Stored data entries
◆ ◆ ◆ ◆ ◆
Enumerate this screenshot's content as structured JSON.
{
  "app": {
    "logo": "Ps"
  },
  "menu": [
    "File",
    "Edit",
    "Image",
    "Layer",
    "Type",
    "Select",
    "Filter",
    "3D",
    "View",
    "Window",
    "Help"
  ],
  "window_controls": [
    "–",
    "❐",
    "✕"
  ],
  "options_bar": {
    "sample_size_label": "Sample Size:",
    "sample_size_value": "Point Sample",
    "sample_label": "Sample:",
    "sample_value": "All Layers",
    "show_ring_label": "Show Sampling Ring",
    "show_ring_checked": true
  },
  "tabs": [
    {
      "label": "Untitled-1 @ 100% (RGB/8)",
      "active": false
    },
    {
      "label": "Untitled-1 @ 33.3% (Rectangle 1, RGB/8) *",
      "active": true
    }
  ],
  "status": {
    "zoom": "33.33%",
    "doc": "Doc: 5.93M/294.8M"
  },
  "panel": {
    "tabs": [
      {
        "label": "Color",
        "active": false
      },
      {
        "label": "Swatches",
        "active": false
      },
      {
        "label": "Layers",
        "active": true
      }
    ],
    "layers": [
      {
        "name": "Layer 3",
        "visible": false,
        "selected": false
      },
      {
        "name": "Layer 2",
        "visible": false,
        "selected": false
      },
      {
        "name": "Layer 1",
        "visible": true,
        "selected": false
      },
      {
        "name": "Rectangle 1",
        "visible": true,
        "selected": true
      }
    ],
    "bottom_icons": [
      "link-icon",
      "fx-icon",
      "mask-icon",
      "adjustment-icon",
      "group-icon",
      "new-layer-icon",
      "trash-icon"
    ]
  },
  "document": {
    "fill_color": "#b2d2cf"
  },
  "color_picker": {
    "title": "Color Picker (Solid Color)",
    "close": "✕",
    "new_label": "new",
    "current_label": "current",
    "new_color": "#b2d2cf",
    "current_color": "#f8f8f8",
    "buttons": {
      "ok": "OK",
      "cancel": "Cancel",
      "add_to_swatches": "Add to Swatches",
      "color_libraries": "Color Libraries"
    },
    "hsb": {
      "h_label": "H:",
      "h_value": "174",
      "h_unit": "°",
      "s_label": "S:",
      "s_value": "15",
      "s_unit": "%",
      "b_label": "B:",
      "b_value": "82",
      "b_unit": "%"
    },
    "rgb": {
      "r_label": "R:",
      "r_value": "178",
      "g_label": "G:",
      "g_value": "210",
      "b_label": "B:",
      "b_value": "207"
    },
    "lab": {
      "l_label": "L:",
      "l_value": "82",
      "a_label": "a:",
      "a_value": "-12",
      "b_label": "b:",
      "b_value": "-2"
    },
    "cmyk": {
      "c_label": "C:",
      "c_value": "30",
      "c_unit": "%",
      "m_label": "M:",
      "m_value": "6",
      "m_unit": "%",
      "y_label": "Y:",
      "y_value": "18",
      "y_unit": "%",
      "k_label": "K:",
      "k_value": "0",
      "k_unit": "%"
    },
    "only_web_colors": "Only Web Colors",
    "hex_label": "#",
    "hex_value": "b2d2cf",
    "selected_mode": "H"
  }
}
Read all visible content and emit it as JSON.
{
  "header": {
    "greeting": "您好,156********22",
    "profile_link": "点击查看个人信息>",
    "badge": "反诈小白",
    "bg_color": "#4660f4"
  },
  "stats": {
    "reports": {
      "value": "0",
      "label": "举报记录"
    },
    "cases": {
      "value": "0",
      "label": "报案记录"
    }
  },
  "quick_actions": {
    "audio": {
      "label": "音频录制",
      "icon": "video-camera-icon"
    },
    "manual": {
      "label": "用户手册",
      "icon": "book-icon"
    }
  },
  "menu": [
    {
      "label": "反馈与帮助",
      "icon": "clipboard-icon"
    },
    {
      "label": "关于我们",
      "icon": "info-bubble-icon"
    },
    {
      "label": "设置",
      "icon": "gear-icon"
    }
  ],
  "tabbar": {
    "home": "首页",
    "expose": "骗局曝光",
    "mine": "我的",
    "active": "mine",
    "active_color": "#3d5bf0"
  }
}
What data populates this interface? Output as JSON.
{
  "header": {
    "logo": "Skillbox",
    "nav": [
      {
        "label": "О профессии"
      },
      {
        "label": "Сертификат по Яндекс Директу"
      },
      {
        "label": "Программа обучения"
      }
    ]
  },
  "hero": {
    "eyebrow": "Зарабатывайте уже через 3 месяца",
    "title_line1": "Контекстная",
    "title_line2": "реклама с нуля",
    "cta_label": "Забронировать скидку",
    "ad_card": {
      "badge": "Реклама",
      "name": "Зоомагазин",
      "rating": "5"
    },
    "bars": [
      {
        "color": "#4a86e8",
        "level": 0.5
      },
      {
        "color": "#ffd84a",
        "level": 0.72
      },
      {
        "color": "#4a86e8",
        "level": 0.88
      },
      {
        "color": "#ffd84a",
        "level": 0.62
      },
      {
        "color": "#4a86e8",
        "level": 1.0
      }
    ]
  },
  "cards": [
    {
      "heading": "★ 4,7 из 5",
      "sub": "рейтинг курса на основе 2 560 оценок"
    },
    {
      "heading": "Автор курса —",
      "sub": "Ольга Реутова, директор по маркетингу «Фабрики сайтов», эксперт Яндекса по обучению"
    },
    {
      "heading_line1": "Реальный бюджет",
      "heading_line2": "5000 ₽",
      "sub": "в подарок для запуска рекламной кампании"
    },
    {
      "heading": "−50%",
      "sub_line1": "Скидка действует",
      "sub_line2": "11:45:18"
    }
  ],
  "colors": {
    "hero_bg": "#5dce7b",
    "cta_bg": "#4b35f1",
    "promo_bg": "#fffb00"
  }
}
◆ ◆ ◆ ◆ ◆
- [The exercise] The full set of records should be duplicated exactly.

- [Answer for the task]
Enumerate this screenshot's content as structured JSON.
{
  "app": {
    "logo": "Ps"
  },
  "menu": [
    "File",
    "Edit",
    "Image",
    "Layer",
    "Type",
    "Select",
    "Filter",
    "3D",
    "View",
    "Window",
    "Help"
  ],
  "window_controls": [
    "–",
    "❐",
    "✕"
  ],
  "options_bar": {
    "sample_size_label": "Sample Size:",
    "sample_size_value": "Point Sample",
    "sample_label": "Sample:",
    "sample_value": "All Layers",
    "show_ring_label": "Show Sampling Ring",
    "show_ring_checked": true
  },
  "tabs": [
    {
      "label": "Untitled-1 @ 100% (RGB/8)",
      "active": false
    },
    {
      "label": "Untitled-1 @ 33.3% (Rectangle 1, RGB/8) *",
      "active": true
    }
  ],
  "status": {
    "zoom": "33.33%",
    "doc": "Doc: 5.93M/294.8M"
  },
  "panel": {
    "tabs": [
      {
        "label": "Color",
        "active": false
      },
      {
        "label": "Swatches",
        "active": false
      },
      {
        "label": "Layers",
        "active": true
      }
    ],
    "layers": [
      {
        "name": "Layer 3",
        "visible": false,
        "selected": false
      },
      {
        "name": "Layer 2",
        "visible": false,
        "selected": false
      },
      {
        "name": "Layer 1",
        "visible": true,
        "selected": false
      },
      {
        "name": "Rectangle 1",
        "visible": true,
        "selected": true
      }
    ],
    "bottom_icons": [
      "link-icon",
      "fx-icon",
      "mask-icon",
      "adjustment-icon",
      "group-icon",
      "new-layer-icon",
      "trash-icon"
    ]
  },
  "document": {
    "fill_color": "#b2d2cf"
  },
  "color_picker": {
    "title": "Color Picker (Solid Color)",
    "close": "✕",
    "new_label": "new",
    "current_label": "current",
    "new_color": "#b2d2cf",
    "current_color": "#f8f8f8",
    "buttons": {
      "ok": "OK",
      "cancel": "Cancel",
      "add_to_swatches": "Add to Swatches",
      "color_libraries": "Color Libraries"
    },
    "hsb": {
      "h_label": "H:",
      "h_value": "174",
      "h_unit": "°",
      "s_label": "S:",
      "s_value": "15",
      "s_unit": "%",
      "b_label": "B:",
      "b_value": "82",
      "b_unit": "%"
    },
    "rgb": {
      "r_label": "R:",
      "r_value": "178",
      "g_label": "G:",
      "g_value": "210",
      "b_label": "B:",
      "b_value": "207"
    },
    "lab": {
      "l_label": "L:",
      "l_value": "82",
      "a_label": "a:",
      "a_value": "-12",
      "b_label": "b:",
      "b_value": "-2"
    },
    "cmyk": {
      "c_label": "C:",
      "c_value": "30",
      "c_unit": "%",
      "m_label": "M:",
      "m_value": "6",
      "m_unit": "%",
      "y_label": "Y:",
      "y_value": "18",
      "y_unit": "%",
      "k_label": "K:",
      "k_value": "0",
      "k_unit": "%"
    },
    "only_web_colors": "Only Web Colors",
    "hex_label": "#",
    "hex_value": "b2d2cf",
    "selected_mode": "H"
  }
}
Read all visible content and emit it as JSON.
{
  "header": {
    "greeting": "您好,156********22",
    "profile_link": "点击查看个人信息>",
    "badge": "反诈小白",
    "bg_color": "#4660f4"
  },
  "stats": {
    "reports": {
      "value": "0",
      "label": "举报记录"
    },
    "cases": {
      "value": "0",
      "label": "报案记录"
    }
  },
  "quick_actions": {
    "audio": {
      "label": "音频录制",
      "icon": "video-camera-icon"
    },
    "manual": {
      "label": "用户手册",
      "icon": "book-icon"
    }
  },
  "menu": [
    {
      "label": "反馈与帮助",
      "icon": "clipboard-icon"
    },
    {
      "label": "关于我们",
      "icon": "info-bubble-icon"
    },
    {
      "label": "设置",
      "icon": "gear-icon"
    }
  ],
  "tabbar": {
    "home": "首页",
    "expose": "骗局曝光",
    "mine": "我的",
    "active": "mine",
    "active_color": "#3d5bf0"
  }
}
What data populates this interface? Output as JSON.
{
  "header": {
    "logo": "Skillbox",
    "nav": [
      {
        "label": "О профессии"
      },
      {
        "label": "Сертификат по Яндекс Директу"
      },
      {
        "label": "Программа обучения"
      }
    ]
  },
  "hero": {
    "eyebrow": "Зарабатывайте уже через 3 месяца",
    "title_line1": "Контекстная",
    "title_line2": "реклама с нуля",
    "cta_label": "Забронировать скидку",
    "ad_card": {
      "badge": "Реклама",
      "name": "Зоомагазин",
      "rating": "5"
    },
    "bars": [
      {
        "color": "#4a86e8",
        "level": 0.5
      },
      {
        "color": "#ffd84a",
        "level": 0.72
      },
      {
        "color": "#4a86e8",
        "level": 0.88
      },
      {
        "color": "#ffd84a",
        "level": 0.62
      },
      {
        "color": "#4a86e8",
        "level": 1.0
      }
    ]
  },
  "cards": [
    {
      "heading": "★ 4,7 из 5",
      "sub": "рейтинг курса на основе 2 560 оценок"
    },
    {
      "heading": "Автор курса —",
      "sub": "Ольга Реутова, директор по маркетингу «Фабрики сайтов», эксперт Яндекса по обучению"
    },
    {
      "heading_line1": "Реальный бюджет",
      "heading_line2": "5000 ₽",
      "sub": "в подарок для запуска рекламной кампании"
    },
    {
      "heading": "−50%",
      "sub_line1": "Скидка действует",
      "sub_line2": "11:45:18"
    }
  ],
  "colors": {
    "hero_bg": "#5dce7b",
    "cta_bg": "#4b35f1",
    "promo_bg": "#fffb00"
  }
}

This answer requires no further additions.